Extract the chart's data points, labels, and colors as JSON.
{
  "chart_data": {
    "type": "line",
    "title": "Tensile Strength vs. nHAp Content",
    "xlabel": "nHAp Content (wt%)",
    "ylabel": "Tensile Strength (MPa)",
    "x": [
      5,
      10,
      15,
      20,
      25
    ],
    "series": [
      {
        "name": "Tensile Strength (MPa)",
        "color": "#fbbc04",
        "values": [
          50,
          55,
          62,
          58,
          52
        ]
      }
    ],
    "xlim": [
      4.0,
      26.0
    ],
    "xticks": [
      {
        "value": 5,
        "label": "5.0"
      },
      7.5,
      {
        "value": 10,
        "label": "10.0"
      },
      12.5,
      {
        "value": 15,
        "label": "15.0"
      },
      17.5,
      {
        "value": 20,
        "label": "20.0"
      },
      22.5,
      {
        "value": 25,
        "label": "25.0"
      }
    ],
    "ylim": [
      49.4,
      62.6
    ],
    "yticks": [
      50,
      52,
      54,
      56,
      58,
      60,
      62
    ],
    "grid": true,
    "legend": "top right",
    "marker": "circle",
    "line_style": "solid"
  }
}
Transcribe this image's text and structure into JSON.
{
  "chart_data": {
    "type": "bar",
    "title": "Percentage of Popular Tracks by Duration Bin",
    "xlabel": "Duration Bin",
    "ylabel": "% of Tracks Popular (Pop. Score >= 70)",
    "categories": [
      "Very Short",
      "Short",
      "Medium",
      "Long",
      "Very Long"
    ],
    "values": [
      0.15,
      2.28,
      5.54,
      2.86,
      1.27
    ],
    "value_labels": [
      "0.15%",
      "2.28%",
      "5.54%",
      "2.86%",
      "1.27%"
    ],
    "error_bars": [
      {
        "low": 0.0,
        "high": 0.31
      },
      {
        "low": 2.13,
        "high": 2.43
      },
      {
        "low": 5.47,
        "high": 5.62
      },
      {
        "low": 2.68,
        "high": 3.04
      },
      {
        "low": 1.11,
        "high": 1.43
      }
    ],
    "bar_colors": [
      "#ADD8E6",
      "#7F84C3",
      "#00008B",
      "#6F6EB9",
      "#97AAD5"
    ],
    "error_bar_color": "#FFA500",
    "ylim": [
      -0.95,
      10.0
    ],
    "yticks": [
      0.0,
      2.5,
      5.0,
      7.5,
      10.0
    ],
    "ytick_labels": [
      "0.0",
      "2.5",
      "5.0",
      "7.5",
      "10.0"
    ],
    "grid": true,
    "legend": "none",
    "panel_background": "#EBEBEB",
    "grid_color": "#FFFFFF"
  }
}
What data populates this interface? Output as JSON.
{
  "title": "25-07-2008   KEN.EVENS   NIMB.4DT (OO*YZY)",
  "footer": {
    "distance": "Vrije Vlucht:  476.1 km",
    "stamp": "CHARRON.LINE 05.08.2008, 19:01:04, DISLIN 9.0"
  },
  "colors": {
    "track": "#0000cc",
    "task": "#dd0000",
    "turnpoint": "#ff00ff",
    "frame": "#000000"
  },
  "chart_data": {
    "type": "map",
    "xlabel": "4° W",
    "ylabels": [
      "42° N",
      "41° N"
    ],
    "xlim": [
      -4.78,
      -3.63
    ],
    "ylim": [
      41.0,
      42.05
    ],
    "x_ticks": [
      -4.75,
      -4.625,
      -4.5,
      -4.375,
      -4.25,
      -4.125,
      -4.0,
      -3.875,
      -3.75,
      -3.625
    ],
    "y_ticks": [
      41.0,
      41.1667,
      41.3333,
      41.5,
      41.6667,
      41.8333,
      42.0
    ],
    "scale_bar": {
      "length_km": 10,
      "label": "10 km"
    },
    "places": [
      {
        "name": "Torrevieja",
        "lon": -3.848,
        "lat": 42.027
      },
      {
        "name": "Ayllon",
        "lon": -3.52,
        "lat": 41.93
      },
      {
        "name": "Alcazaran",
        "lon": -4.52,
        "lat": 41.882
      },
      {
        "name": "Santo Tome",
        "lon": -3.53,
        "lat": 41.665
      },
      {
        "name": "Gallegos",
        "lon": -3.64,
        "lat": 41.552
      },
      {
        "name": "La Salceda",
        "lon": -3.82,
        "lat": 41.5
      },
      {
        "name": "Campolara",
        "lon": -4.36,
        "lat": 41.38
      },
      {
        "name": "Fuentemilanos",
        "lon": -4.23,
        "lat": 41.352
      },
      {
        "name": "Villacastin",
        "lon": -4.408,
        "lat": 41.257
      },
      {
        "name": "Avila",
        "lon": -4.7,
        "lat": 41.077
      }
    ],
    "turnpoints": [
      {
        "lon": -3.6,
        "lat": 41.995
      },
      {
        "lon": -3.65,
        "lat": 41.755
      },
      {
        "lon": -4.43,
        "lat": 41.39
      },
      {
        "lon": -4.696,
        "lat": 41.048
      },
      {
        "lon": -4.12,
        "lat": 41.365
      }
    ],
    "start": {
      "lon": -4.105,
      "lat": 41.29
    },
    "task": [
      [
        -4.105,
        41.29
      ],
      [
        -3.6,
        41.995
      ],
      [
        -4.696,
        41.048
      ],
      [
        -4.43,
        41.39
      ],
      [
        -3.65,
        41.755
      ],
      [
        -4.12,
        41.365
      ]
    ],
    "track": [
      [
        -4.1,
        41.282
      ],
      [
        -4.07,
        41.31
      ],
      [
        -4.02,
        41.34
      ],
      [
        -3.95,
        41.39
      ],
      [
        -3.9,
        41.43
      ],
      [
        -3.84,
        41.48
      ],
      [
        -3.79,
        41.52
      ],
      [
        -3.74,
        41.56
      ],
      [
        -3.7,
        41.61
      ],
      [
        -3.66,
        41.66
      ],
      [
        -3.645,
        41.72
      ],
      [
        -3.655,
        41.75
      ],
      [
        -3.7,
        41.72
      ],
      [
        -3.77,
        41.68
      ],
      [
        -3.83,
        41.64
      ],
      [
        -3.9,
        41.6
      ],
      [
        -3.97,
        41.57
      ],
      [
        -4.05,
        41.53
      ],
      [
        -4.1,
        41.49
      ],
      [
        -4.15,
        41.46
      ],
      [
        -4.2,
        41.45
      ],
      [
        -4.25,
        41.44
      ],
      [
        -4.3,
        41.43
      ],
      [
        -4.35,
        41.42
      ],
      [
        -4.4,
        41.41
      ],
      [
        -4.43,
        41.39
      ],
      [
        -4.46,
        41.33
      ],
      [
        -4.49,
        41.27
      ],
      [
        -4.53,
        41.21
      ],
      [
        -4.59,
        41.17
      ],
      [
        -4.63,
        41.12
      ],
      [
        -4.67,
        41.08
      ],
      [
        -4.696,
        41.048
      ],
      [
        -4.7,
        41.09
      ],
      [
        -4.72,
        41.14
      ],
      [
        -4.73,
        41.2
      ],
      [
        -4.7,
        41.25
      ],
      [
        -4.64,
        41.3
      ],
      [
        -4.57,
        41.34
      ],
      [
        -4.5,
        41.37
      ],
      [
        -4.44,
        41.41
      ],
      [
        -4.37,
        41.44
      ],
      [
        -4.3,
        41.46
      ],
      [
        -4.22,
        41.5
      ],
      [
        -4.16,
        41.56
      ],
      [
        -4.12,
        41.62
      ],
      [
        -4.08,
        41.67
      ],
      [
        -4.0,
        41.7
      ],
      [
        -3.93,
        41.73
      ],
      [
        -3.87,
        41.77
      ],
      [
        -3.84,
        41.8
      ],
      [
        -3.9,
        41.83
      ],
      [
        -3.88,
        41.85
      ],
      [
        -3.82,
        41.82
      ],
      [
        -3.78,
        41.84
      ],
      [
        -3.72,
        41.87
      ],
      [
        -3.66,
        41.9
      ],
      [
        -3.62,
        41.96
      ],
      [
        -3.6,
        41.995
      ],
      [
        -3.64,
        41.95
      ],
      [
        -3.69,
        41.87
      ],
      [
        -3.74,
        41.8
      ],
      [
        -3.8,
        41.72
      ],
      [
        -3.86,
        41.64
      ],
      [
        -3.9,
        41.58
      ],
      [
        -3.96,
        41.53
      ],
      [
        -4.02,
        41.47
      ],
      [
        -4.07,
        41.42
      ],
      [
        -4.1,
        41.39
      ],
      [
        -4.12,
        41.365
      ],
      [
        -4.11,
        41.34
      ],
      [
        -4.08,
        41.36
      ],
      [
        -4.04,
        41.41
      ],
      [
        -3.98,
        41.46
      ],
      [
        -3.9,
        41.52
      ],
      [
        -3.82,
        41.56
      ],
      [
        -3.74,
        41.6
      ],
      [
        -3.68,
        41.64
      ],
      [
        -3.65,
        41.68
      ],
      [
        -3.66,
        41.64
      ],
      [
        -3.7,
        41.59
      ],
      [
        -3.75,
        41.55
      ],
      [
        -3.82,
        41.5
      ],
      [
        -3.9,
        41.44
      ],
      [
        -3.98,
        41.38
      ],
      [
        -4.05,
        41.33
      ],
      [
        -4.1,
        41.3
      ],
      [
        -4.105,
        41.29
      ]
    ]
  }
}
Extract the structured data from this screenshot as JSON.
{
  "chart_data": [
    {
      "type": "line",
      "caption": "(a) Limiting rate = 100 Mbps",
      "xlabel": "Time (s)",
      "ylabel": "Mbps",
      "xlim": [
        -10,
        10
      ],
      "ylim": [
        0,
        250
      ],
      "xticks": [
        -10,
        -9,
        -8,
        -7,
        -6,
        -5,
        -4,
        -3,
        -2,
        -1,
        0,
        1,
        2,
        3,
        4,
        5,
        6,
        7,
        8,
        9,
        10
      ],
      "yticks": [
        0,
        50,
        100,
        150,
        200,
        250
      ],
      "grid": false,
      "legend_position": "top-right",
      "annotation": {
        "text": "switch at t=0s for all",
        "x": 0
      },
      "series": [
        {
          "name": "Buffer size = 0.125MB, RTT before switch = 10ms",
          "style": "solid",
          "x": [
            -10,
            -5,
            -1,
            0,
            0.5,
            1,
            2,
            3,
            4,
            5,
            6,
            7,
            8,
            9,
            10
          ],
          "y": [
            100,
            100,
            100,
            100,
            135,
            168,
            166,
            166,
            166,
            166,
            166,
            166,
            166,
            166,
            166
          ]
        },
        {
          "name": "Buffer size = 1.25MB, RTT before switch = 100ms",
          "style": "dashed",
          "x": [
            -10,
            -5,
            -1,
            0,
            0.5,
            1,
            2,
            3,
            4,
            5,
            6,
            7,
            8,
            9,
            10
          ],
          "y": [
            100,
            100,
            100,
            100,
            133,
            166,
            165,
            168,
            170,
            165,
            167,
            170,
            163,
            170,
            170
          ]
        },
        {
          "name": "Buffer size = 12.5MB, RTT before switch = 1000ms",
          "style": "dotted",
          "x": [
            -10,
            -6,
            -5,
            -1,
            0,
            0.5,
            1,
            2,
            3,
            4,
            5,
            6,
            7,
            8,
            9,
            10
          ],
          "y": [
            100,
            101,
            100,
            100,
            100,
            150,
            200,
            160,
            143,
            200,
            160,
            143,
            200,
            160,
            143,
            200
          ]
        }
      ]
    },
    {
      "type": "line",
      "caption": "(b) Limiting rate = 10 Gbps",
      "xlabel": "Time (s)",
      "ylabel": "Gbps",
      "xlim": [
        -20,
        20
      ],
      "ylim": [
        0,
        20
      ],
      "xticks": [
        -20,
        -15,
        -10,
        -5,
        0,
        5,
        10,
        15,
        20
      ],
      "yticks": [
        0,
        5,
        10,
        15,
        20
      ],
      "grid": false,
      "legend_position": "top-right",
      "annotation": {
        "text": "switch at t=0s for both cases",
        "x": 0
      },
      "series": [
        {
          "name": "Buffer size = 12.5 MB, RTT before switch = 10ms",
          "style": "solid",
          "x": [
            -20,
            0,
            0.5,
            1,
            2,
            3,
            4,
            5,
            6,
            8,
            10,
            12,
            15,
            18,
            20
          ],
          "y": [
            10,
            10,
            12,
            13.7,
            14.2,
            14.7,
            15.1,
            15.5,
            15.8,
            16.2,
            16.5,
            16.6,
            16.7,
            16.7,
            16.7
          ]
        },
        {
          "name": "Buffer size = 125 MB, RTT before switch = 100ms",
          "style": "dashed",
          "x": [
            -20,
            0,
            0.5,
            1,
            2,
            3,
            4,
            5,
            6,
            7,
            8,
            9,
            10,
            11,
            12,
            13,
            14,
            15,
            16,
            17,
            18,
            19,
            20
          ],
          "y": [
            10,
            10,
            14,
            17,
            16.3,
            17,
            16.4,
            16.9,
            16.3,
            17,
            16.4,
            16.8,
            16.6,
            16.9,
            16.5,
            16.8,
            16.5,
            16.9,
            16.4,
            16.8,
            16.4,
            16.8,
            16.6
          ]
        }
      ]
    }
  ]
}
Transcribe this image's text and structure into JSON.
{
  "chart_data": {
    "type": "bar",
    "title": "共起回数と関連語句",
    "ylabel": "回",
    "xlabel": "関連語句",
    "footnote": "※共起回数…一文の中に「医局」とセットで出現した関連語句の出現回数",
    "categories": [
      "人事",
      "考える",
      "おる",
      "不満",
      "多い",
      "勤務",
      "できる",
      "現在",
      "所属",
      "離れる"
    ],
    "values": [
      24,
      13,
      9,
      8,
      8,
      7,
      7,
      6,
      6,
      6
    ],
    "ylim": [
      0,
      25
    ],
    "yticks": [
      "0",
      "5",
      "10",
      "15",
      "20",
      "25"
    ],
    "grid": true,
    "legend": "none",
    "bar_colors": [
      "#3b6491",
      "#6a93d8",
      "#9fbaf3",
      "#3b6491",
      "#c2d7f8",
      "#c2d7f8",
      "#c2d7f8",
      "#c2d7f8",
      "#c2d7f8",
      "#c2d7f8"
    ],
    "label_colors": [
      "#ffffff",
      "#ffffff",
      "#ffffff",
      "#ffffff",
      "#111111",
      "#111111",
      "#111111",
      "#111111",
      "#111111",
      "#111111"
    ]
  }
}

......

### EXERCISE
Find every line in the records that contains the word "Tensile"; copy those lines.

### ANSWER TO THIS EXERCISE
    "title": "Tensile Strength vs. nHAp Content",
    "ylabel": "Tensile Strength (MPa)",
        "name": "Tensile Strength (MPa)",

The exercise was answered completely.